**Work to be completed**. Locate all lines with the word "localhost". Copy them.

##### Entries supplied

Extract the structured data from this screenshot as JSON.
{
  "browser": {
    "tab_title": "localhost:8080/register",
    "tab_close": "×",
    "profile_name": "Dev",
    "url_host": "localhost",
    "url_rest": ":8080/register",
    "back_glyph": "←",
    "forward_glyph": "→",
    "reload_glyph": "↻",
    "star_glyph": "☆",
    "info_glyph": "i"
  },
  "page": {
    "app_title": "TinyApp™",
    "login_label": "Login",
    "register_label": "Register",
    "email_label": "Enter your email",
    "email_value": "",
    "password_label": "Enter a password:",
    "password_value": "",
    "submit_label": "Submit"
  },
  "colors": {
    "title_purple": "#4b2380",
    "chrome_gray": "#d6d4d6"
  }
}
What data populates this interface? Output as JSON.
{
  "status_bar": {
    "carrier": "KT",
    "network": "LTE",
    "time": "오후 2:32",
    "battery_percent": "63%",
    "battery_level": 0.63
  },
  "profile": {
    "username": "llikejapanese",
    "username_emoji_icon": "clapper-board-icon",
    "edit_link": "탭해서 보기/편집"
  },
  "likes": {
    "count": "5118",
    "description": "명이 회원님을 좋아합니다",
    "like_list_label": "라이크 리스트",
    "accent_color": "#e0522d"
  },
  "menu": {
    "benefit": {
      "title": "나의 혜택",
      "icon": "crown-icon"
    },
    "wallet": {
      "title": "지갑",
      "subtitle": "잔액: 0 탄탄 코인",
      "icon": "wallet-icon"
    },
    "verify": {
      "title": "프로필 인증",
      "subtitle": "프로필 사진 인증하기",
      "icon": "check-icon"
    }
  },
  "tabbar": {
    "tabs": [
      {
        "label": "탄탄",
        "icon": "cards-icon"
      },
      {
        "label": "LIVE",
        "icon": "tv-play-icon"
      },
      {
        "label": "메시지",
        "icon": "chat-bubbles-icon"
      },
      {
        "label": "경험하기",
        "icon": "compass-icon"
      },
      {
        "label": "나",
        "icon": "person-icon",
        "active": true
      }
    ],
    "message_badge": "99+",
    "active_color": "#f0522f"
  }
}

##########

**Result of this exercise**.
    "tab_title": "localhost:8080/register",
    "url_host": "localhost",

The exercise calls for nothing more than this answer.